Work instructions>
Search the listing for "this" and copy every line where it appears.

(Figure record listings)
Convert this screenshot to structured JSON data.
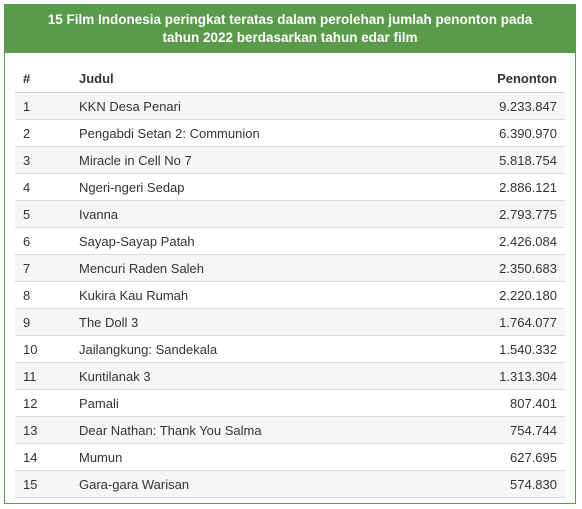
{
  "header": {
    "title_line1": "15 Film Indonesia peringkat teratas dalam perolehan jumlah penonton pada",
    "title_line2": "tahun 2022 berdasarkan tahun edar film"
  },
  "table": {
    "columns": [
      "#",
      "Judul",
      "Penonton"
    ],
    "rows": [
      {
        "rank": "1",
        "title": "KKN Desa Penari",
        "viewers": "9.233.847"
      },
      {
        "rank": "2",
        "title": "Pengabdi Setan 2: Communion",
        "viewers": "6.390.970"
      },
      {
        "rank": "3",
        "title": "Miracle in Cell No 7",
        "viewers": "5.818.754"
      },
      {
        "rank": "4",
        "title": "Ngeri-ngeri Sedap",
        "viewers": "2.886.121"
      },
      {
        "rank": "5",
        "title": "Ivanna",
        "viewers": "2.793.775"
      },
      {
        "rank": "6",
        "title": "Sayap-Sayap Patah",
        "viewers": "2.426.084"
      },
      {
        "rank": "7",
        "title": "Mencuri Raden Saleh",
        "viewers": "2.350.683"
      },
      {
        "rank": "8",
        "title": "Kukira Kau Rumah",
        "viewers": "2.220.180"
      },
      {
        "rank": "9",
        "title": "The Doll 3",
        "viewers": "1.764.077"
      },
      {
        "rank": "10",
        "title": "Jailangkung: Sandekala",
        "viewers": "1.540.332"
      },
      {
        "rank": "11",
        "title": "Kuntilanak 3",
        "viewers": "1.313.304"
      },
      {
        "rank": "12",
        "title": "Pamali",
        "viewers": "807.401"
      },
      {
        "rank": "13",
        "title": "Dear Nathan: Thank You Salma",
        "viewers": "754.744"
      },
      {
        "rank": "14",
        "title": "Mumun",
        "viewers": "627.695"
      },
      {
        "rank": "15",
        "title": "Gara-gara Warisan",
        "viewers": "574.830"
      }
    ]
  },
  "colors": {
    "header_bg": "#5a9a4b",
    "border": "#5f9a4f",
    "row_stripe": "#f6f6f6"
  }
}
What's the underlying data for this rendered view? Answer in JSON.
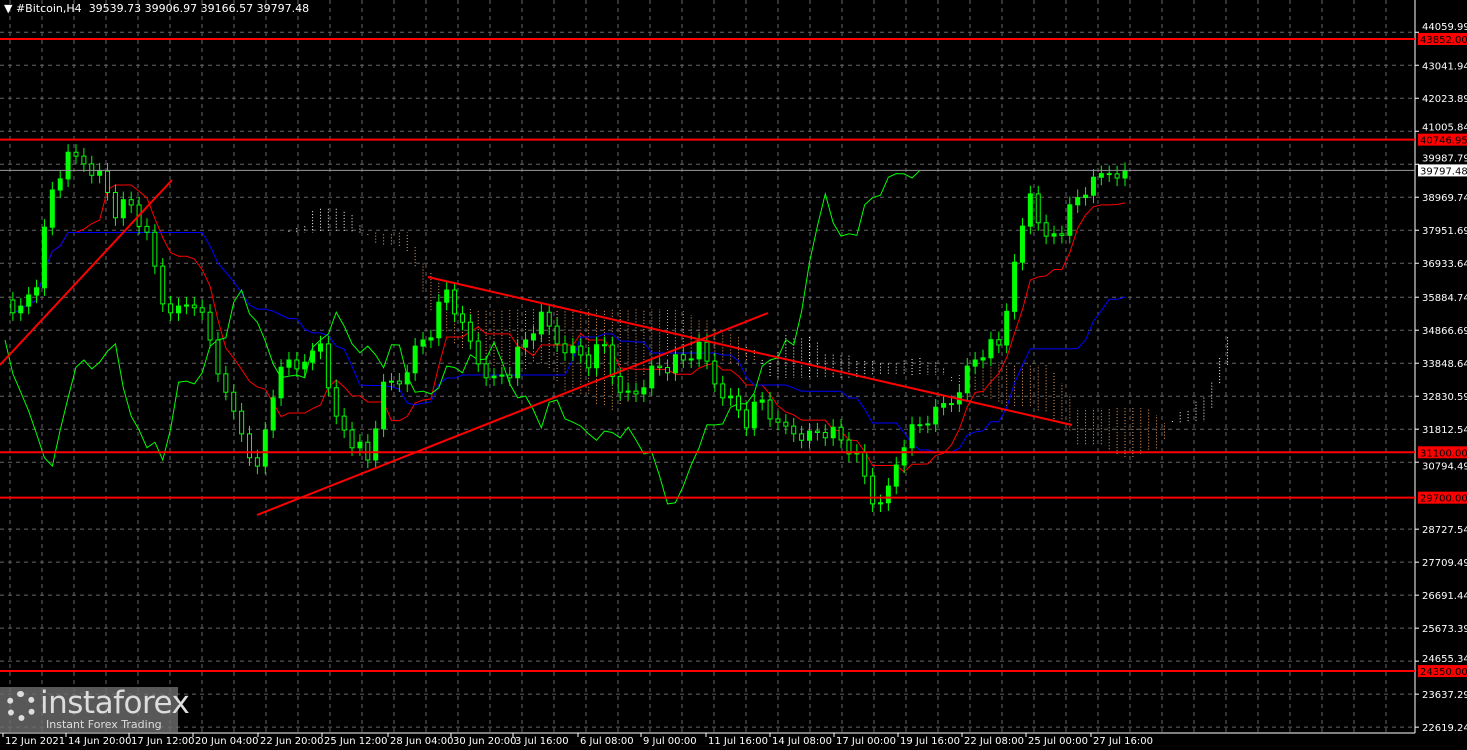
{
  "header": {
    "symbol": "#Bitcoin,H4",
    "ohlc": "39539.73 39906.97 39166.57 39797.48"
  },
  "logo": {
    "name": "instaforex",
    "tagline": "Instant Forex Trading"
  },
  "colors": {
    "background": "#000000",
    "bull": "#00ff00",
    "bear": "#00ff00",
    "tenkan": "#ff0000",
    "kijun": "#0000ff",
    "chikou": "#00ff00",
    "cloud_up": "#ffffff",
    "cloud_down": "#f4a460",
    "levels": "#ff0000",
    "grid": "#808080"
  },
  "chart_data": {
    "type": "candlestick",
    "indicator": "Ichimoku",
    "grid": true,
    "ylim": [
      22400,
      44250
    ],
    "y_ticks": [
      "44059.99",
      "43041.94",
      "42023.89",
      "41005.84",
      "39987.79",
      "38969.74",
      "37951.69",
      "36933.64",
      "35884.74",
      "34866.69",
      "33848.64",
      "32830.59",
      "31812.54",
      "30794.49",
      "28727.54",
      "27709.49",
      "26691.44",
      "25673.39",
      "24655.34",
      "23637.29",
      "22619.24"
    ],
    "x_ticks": [
      "12 Jun 2021",
      "14 Jun 20:00",
      "17 Jun 12:00",
      "20 Jun 04:00",
      "22 Jun 20:00",
      "25 Jun 12:00",
      "28 Jun 04:00",
      "30 Jun 20:00",
      "3 Jul 16:00",
      "6 Jul 08:00",
      "9 Jul 00:00",
      "11 Jul 16:00",
      "14 Jul 08:00",
      "17 Jul 00:00",
      "19 Jul 16:00",
      "22 Jul 08:00",
      "25 Jul 00:00",
      "27 Jul 16:00"
    ],
    "levels": [
      "43852.00",
      "40746.95",
      "31100.00",
      "29700.00",
      "24350.00"
    ],
    "current_price": "39797.48",
    "closes_approx": [
      35799,
      35490,
      36416,
      39193,
      40118,
      40118,
      39656,
      38576,
      38731,
      37650,
      35799,
      35490,
      35799,
      34565,
      32713,
      31788,
      30554,
      33022,
      33948,
      33639,
      34565,
      32096,
      31479,
      30862,
      33022,
      33330,
      34256,
      34873,
      36107,
      34873,
      33948,
      33330,
      33639,
      34565,
      35182,
      34565,
      34256,
      33948,
      34410,
      32713,
      33022,
      33639,
      33793,
      33948,
      34256,
      33330,
      32713,
      32096,
      32713,
      31788,
      31788,
      31634,
      31788,
      31479,
      30862,
      29628,
      29937,
      31479,
      31942,
      32251,
      32713,
      33639,
      34256,
      34410,
      36724,
      39193,
      37650,
      38034,
      38959,
      39347,
      39810,
      39797
    ]
  }
}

Written solution>
Convert this screenshot to structured JSON data.
What's the underlying data for this rendered view? Answer in JSON.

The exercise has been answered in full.